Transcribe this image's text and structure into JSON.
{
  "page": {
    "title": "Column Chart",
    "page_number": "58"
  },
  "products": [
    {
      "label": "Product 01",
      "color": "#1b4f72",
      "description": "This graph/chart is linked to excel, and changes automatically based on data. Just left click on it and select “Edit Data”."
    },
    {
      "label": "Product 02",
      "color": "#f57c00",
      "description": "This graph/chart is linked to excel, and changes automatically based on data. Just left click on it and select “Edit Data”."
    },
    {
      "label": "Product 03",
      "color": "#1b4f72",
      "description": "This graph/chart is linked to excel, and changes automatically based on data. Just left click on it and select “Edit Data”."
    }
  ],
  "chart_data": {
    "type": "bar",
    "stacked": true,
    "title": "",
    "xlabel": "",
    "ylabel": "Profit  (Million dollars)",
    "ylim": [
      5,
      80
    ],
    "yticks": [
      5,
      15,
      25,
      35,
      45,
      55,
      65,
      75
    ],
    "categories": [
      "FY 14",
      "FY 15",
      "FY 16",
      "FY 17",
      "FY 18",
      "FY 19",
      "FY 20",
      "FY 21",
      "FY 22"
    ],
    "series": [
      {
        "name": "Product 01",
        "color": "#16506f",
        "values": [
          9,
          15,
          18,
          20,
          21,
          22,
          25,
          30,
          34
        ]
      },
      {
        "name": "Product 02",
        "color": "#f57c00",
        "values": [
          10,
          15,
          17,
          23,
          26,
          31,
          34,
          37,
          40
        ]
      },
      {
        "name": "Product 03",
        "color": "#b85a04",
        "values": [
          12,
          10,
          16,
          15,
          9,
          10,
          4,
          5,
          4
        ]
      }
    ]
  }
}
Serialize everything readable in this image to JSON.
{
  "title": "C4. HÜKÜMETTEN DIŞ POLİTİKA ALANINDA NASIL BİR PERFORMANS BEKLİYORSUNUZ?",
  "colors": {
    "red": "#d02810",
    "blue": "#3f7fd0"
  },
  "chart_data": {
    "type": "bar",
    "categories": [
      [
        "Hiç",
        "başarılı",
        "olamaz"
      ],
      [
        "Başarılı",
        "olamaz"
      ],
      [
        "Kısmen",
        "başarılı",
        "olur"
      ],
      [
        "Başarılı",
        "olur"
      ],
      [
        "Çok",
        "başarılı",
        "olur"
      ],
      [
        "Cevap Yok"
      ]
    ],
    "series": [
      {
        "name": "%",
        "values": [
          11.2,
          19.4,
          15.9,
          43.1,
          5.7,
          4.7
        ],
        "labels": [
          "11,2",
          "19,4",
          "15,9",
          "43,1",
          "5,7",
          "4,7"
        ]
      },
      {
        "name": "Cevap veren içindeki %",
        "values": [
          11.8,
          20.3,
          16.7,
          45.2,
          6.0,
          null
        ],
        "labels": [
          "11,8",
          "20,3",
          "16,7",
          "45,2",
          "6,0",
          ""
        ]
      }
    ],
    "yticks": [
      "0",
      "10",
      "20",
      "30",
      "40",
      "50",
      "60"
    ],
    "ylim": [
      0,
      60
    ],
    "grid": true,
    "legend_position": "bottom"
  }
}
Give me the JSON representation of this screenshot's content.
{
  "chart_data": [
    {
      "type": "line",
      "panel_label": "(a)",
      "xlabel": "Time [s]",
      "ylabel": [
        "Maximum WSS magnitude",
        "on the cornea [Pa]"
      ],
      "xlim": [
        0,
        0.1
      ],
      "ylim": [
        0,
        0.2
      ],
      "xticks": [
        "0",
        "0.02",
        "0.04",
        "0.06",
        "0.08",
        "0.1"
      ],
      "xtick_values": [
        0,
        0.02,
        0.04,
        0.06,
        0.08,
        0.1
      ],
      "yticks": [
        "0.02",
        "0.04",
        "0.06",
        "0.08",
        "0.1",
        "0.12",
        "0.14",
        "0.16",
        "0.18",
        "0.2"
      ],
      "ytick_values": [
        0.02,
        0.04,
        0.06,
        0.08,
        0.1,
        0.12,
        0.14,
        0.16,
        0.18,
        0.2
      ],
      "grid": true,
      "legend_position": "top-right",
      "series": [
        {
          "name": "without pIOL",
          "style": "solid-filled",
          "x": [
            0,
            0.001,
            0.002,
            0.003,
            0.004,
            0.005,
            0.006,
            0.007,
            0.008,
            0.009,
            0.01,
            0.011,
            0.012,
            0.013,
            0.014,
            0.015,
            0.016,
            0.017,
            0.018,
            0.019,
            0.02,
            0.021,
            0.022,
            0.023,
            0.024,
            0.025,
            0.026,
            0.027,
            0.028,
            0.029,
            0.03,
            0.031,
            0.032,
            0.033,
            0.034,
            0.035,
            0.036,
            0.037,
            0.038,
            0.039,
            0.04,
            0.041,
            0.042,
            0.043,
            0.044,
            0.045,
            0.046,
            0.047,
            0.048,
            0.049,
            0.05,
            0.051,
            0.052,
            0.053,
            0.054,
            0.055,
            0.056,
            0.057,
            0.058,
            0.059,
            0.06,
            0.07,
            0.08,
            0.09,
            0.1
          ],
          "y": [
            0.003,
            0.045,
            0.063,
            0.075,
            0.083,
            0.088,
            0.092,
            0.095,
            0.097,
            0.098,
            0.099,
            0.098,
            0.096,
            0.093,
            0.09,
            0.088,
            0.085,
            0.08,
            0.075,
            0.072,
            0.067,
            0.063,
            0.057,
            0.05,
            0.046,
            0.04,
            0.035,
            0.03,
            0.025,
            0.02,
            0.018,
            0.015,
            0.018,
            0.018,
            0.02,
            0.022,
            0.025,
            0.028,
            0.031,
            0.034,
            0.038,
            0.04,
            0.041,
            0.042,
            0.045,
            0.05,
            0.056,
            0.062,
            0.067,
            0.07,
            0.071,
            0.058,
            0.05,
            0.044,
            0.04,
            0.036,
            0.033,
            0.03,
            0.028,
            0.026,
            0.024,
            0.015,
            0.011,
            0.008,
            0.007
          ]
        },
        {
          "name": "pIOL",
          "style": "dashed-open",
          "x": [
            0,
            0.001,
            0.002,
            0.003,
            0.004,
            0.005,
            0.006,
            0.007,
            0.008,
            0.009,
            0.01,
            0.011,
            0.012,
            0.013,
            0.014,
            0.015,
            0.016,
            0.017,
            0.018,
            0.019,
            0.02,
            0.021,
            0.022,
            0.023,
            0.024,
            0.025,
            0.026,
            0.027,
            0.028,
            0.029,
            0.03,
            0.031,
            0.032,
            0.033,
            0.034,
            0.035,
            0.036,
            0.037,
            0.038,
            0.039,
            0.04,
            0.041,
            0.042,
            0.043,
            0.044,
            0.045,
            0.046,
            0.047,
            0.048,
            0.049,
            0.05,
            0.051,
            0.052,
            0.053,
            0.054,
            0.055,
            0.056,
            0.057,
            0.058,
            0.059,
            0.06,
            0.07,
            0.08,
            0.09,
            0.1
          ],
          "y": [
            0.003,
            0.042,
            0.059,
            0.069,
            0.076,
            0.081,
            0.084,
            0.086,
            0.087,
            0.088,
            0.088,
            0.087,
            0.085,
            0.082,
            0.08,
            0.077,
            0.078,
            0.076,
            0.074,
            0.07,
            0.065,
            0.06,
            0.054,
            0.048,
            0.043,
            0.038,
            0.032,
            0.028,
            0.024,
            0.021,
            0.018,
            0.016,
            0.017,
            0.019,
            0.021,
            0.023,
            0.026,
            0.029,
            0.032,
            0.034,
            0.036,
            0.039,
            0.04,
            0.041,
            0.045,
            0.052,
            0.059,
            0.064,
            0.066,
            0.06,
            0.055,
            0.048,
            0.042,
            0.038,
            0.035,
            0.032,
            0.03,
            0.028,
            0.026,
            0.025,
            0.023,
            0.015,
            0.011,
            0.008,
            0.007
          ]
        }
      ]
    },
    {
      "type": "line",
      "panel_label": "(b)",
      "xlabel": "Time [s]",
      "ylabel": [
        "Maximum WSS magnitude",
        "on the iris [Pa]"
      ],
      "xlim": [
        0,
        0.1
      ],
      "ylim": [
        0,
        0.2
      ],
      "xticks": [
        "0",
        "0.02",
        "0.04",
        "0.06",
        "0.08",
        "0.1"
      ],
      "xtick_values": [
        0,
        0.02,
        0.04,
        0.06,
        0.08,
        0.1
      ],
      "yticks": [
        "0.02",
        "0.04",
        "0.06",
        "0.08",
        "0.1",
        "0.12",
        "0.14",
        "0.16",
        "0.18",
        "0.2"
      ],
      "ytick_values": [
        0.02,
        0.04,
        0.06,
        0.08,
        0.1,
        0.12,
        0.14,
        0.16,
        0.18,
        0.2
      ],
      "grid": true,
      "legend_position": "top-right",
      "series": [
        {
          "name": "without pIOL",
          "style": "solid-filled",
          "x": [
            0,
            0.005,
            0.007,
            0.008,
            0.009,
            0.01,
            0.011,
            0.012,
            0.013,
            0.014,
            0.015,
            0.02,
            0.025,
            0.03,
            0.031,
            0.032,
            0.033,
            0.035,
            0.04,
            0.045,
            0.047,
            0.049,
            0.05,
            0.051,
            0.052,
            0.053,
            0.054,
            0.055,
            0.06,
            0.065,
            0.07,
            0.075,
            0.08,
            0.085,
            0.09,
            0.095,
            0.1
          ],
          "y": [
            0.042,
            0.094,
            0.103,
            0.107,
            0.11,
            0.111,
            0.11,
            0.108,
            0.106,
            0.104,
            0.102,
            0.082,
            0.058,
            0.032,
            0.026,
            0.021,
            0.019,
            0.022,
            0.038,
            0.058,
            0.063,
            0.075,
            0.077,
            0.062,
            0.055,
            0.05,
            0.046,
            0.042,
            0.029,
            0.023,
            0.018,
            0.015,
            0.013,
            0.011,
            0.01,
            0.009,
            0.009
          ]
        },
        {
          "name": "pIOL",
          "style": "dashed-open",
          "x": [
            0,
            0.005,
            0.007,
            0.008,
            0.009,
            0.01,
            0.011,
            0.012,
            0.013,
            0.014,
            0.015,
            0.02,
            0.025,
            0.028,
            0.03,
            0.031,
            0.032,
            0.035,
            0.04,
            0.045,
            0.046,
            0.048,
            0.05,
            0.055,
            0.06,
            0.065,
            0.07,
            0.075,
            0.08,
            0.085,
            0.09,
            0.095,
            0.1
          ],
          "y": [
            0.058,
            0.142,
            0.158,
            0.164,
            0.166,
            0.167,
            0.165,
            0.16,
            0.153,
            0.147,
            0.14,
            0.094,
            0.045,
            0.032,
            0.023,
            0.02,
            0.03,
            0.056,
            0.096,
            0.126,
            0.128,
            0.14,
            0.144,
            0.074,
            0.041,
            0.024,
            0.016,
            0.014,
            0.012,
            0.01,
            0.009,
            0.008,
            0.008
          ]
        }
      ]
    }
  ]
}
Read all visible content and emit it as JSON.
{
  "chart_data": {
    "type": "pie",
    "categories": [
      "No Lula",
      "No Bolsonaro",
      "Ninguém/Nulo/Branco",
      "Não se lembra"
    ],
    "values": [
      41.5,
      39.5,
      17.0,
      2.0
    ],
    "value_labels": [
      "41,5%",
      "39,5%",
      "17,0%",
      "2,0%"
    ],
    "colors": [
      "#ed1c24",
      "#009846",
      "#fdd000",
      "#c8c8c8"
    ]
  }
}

________________________________________

EXERCISE DETAILS =>
Pull out every line from the one with "Read all visible content and emit it as JSON." to the end of the listing, and output only those.

WRITTEN REPLY =>
Read all visible content and emit it as JSON.
{
  "chart_data": {
    "type": "pie",
    "categories": [
      "No Lula",
      "No Bolsonaro",
      "Ninguém/Nulo/Branco",
      "Não se lembra"
    ],
    "values": [
      41.5,
      39.5,
      17.0,
      2.0
    ],
    "value_labels": [
      "41,5%",
      "39,5%",
      "17,0%",
      "2,0%"
    ],
    "colors": [
      "#ed1c24",
      "#009846",
      "#fdd000",
      "#c8c8c8"
    ]
  }
}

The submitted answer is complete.